[Rows from a dataset]

-- start --

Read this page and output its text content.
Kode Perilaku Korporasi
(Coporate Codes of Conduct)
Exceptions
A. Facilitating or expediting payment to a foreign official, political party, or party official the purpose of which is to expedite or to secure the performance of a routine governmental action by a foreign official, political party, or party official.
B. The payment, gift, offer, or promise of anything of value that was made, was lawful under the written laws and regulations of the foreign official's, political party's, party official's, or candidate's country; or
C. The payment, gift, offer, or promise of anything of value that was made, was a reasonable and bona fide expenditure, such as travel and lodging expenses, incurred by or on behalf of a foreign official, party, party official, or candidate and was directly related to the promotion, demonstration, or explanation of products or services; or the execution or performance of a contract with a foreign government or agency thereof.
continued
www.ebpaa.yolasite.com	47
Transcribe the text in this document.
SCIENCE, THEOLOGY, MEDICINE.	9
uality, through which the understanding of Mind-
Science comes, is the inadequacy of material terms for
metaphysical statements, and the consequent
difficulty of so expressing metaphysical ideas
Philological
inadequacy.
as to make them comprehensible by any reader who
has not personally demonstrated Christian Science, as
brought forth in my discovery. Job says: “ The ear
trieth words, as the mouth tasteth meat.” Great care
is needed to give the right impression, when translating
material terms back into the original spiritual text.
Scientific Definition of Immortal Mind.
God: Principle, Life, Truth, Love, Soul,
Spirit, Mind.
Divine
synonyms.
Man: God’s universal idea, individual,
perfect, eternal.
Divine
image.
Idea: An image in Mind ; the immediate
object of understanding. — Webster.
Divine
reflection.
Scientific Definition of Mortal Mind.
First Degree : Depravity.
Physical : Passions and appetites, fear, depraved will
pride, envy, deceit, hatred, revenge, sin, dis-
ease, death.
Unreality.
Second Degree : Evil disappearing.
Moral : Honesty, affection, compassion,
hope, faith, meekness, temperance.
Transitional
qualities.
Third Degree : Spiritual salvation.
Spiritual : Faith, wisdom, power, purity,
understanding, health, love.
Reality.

-- end --

● **Exercise requirements**: Which lines hold the string "image"? List them all.

● **Reply to the exercise**:
image.
Idea: An image in Mind ; the immediate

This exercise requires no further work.